WHAT THE EXERCISE ASKS
Send back the records in full, character for character.

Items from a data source
····················

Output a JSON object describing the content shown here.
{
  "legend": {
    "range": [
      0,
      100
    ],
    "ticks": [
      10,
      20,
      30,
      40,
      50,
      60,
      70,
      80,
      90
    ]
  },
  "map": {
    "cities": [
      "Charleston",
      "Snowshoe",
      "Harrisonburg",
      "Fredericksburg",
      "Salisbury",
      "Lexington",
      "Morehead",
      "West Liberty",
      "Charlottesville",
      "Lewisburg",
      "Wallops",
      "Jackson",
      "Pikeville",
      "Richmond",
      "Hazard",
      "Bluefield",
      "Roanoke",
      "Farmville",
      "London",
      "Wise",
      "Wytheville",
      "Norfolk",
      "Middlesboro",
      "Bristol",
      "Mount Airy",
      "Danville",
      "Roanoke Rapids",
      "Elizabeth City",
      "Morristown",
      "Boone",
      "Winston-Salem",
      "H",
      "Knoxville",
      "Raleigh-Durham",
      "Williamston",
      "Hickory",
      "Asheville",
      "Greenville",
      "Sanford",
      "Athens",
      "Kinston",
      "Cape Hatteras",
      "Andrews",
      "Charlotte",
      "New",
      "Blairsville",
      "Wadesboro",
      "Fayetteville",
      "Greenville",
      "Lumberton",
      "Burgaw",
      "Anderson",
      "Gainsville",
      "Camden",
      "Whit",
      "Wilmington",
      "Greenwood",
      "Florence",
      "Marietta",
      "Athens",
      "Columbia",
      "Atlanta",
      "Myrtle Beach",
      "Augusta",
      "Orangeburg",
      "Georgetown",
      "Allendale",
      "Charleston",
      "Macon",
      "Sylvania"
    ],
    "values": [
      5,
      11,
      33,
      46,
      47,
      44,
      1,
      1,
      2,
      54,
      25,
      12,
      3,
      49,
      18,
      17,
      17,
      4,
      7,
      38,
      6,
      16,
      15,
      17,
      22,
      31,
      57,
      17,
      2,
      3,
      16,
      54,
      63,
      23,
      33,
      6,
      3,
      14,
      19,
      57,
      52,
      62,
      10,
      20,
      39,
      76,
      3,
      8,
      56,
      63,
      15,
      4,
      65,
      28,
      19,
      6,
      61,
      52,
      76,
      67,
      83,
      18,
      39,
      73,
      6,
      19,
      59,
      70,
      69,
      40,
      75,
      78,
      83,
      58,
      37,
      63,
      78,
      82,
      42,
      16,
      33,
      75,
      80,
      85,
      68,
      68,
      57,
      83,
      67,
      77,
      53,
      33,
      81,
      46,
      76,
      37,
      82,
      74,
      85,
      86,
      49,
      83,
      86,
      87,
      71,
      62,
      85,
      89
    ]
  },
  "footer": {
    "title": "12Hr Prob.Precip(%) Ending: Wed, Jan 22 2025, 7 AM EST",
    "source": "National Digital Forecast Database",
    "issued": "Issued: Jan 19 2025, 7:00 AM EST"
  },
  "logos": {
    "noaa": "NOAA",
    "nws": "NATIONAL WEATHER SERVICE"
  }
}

····················

EXERCISE SOLUTION
Output a JSON object describing the content shown here.
{
  "legend": {
    "range": [
      0,
      100
    ],
    "ticks": [
      10,
      20,
      30,
      40,
      50,
      60,
      70,
      80,
      90
    ]
  },
  "map": {
    "cities": [
      "Charleston",
      "Snowshoe",
      "Harrisonburg",
      "Fredericksburg",
      "Salisbury",
      "Lexington",
      "Morehead",
      "West Liberty",
      "Charlottesville",
      "Lewisburg",
      "Wallops",
      "Jackson",
      "Pikeville",
      "Richmond",
      "Hazard",
      "Bluefield",
      "Roanoke",
      "Farmville",
      "London",
      "Wise",
      "Wytheville",
      "Norfolk",
      "Middlesboro",
      "Bristol",
      "Mount Airy",
      "Danville",
      "Roanoke Rapids",
      "Elizabeth City",
      "Morristown",
      "Boone",
      "Winston-Salem",
      "H",
      "Knoxville",
      "Raleigh-Durham",
      "Williamston",
      "Hickory",
      "Asheville",
      "Greenville",
      "Sanford",
      "Athens",
      "Kinston",
      "Cape Hatteras",
      "Andrews",
      "Charlotte",
      "New",
      "Blairsville",
      "Wadesboro",
      "Fayetteville",
      "Greenville",
      "Lumberton",
      "Burgaw",
      "Anderson",
      "Gainsville",
      "Camden",
      "Whit",
      "Wilmington",
      "Greenwood",
      "Florence",
      "Marietta",
      "Athens",
      "Columbia",
      "Atlanta",
      "Myrtle Beach",
      "Augusta",
      "Orangeburg",
      "Georgetown",
      "Allendale",
      "Charleston",
      "Macon",
      "Sylvania"
    ],
    "values": [
      5,
      11,
      33,
      46,
      47,
      44,
      1,
      1,
      2,
      54,
      25,
      12,
      3,
      49,
      18,
      17,
      17,
      4,
      7,
      38,
      6,
      16,
      15,
      17,
      22,
      31,
      57,
      17,
      2,
      3,
      16,
      54,
      63,
      23,
      33,
      6,
      3,
      14,
      19,
      57,
      52,
      62,
      10,
      20,
      39,
      76,
      3,
      8,
      56,
      63,
      15,
      4,
      65,
      28,
      19,
      6,
      61,
      52,
      76,
      67,
      83,
      18,
      39,
      73,
      6,
      19,
      59,
      70,
      69,
      40,
      75,
      78,
      83,
      58,
      37,
      63,
      78,
      82,
      42,
      16,
      33,
      75,
      80,
      85,
      68,
      68,
      57,
      83,
      67,
      77,
      53,
      33,
      81,
      46,
      76,
      37,
      82,
      74,
      85,
      86,
      49,
      83,
      86,
      87,
      71,
      62,
      85,
      89
    ]
  },
  "footer": {
    "title": "12Hr Prob.Precip(%) Ending: Wed, Jan 22 2025, 7 AM EST",
    "source": "National Digital Forecast Database",
    "issued": "Issued: Jan 19 2025, 7:00 AM EST"
  },
  "logos": {
    "noaa": "NOAA",
    "nws": "NATIONAL WEATHER SERVICE"
  }
}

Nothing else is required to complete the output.